*WHAT NEEDS TO BE DONE*: Your task is to copy every line of this material exactly.
* Begin DATA LINES *
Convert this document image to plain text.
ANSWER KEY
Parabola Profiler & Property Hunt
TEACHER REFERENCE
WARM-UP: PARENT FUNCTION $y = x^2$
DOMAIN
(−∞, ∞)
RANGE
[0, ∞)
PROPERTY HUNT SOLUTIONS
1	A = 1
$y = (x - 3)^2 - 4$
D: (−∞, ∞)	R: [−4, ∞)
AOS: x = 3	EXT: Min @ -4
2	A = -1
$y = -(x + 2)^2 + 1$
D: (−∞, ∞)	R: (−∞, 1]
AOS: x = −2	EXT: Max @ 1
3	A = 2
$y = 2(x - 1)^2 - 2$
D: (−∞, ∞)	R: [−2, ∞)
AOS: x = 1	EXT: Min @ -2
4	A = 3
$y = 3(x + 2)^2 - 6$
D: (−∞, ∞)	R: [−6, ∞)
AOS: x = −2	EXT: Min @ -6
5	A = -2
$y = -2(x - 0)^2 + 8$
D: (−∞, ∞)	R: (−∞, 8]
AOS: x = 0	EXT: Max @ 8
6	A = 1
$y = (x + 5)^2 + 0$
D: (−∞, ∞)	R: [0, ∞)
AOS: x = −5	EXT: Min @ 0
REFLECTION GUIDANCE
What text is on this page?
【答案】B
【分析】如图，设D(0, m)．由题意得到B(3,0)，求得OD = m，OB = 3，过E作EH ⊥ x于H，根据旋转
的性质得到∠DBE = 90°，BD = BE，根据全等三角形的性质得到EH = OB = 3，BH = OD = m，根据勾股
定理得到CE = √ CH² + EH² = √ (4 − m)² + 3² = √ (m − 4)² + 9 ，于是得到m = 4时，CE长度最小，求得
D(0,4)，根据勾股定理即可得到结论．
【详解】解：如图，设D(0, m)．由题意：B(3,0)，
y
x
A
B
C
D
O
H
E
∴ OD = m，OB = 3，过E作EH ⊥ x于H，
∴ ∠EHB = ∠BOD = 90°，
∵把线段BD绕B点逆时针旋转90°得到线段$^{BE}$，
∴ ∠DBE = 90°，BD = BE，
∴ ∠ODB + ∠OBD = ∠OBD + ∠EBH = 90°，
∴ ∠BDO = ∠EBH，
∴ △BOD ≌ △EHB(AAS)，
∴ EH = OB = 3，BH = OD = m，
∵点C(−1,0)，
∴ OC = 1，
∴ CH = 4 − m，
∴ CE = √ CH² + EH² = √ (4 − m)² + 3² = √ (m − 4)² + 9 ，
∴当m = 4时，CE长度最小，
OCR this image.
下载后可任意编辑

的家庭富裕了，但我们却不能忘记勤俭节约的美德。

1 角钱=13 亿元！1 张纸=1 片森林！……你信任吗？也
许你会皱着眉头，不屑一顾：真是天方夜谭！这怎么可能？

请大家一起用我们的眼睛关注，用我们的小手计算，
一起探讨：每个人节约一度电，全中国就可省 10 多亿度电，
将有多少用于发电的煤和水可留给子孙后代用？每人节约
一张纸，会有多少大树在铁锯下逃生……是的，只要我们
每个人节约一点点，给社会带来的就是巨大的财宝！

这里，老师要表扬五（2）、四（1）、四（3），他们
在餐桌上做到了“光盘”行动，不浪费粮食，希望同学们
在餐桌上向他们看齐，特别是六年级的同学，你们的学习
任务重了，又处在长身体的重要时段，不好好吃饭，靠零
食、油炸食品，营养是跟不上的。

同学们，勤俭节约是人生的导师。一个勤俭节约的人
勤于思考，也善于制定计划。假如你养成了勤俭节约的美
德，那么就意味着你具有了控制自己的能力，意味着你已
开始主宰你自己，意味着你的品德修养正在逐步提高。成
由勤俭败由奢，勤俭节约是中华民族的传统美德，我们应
* End DATA LINES *
*SOLUTION*:
Convert this document image to plain text.
ANSWER KEY
Parabola Profiler & Property Hunt
TEACHER REFERENCE
WARM-UP: PARENT FUNCTION $y = x^2$
DOMAIN
(−∞, ∞)
RANGE
[0, ∞)
PROPERTY HUNT SOLUTIONS
1	A = 1
$y = (x - 3)^2 - 4$
D: (−∞, ∞)	R: [−4, ∞)
AOS: x = 3	EXT: Min @ -4
2	A = -1
$y = -(x + 2)^2 + 1$
D: (−∞, ∞)	R: (−∞, 1]
AOS: x = −2	EXT: Max @ 1
3	A = 2
$y = 2(x - 1)^2 - 2$
D: (−∞, ∞)	R: [−2, ∞)
AOS: x = 1	EXT: Min @ -2
4	A = 3
$y = 3(x + 2)^2 - 6$
D: (−∞, ∞)	R: [−6, ∞)
AOS: x = −2	EXT: Min @ -6
5	A = -2
$y = -2(x - 0)^2 + 8$
D: (−∞, ∞)	R: (−∞, 8]
AOS: x = 0	EXT: Max @ 8
6	A = 1
$y = (x + 5)^2 + 0$
D: (−∞, ∞)	R: [0, ∞)
AOS: x = −5	EXT: Min @ 0
REFLECTION GUIDANCE
What text is on this page?
【答案】B
【分析】如图，设D(0, m)．由题意得到B(3,0)，求得OD = m，OB = 3，过E作EH ⊥ x于H，根据旋转
的性质得到∠DBE = 90°，BD = BE，根据全等三角形的性质得到EH = OB = 3，BH = OD = m，根据勾股
定理得到CE = √ CH² + EH² = √ (4 − m)² + 3² = √ (m − 4)² + 9 ，于是得到m = 4时，CE长度最小，求得
D(0,4)，根据勾股定理即可得到结论．
【详解】解：如图，设D(0, m)．由题意：B(3,0)，
y
x
A
B
C
D
O
H
E
∴ OD = m，OB = 3，过E作EH ⊥ x于H，
∴ ∠EHB = ∠BOD = 90°，
∵把线段BD绕B点逆时针旋转90°得到线段$^{BE}$，
∴ ∠DBE = 90°，BD = BE，
∴ ∠ODB + ∠OBD = ∠OBD + ∠EBH = 90°，
∴ ∠BDO = ∠EBH，
∴ △BOD ≌ △EHB(AAS)，
∴ EH = OB = 3，BH = OD = m，
∵点C(−1,0)，
∴ OC = 1，
∴ CH = 4 − m，
∴ CE = √ CH² + EH² = √ (4 − m)² + 3² = √ (m − 4)² + 9 ，
∴当m = 4时，CE长度最小，
OCR this image.
下载后可任意编辑

的家庭富裕了，但我们却不能忘记勤俭节约的美德。

1 角钱=13 亿元！1 张纸=1 片森林！……你信任吗？也
许你会皱着眉头，不屑一顾：真是天方夜谭！这怎么可能？

请大家一起用我们的眼睛关注，用我们的小手计算，
一起探讨：每个人节约一度电，全中国就可省 10 多亿度电，
将有多少用于发电的煤和水可留给子孙后代用？每人节约
一张纸，会有多少大树在铁锯下逃生……是的，只要我们
每个人节约一点点，给社会带来的就是巨大的财宝！

这里，老师要表扬五（2）、四（1）、四（3），他们
在餐桌上做到了“光盘”行动，不浪费粮食，希望同学们
在餐桌上向他们看齐，特别是六年级的同学，你们的学习
任务重了，又处在长身体的重要时段，不好好吃饭，靠零
食、油炸食品，营养是跟不上的。

同学们，勤俭节约是人生的导师。一个勤俭节约的人
勤于思考，也善于制定计划。假如你养成了勤俭节约的美
德，那么就意味着你具有了控制自己的能力，意味着你已
开始主宰你自己，意味着你的品德修养正在逐步提高。成
由勤俭败由奢，勤俭节约是中华民族的传统美德，我们应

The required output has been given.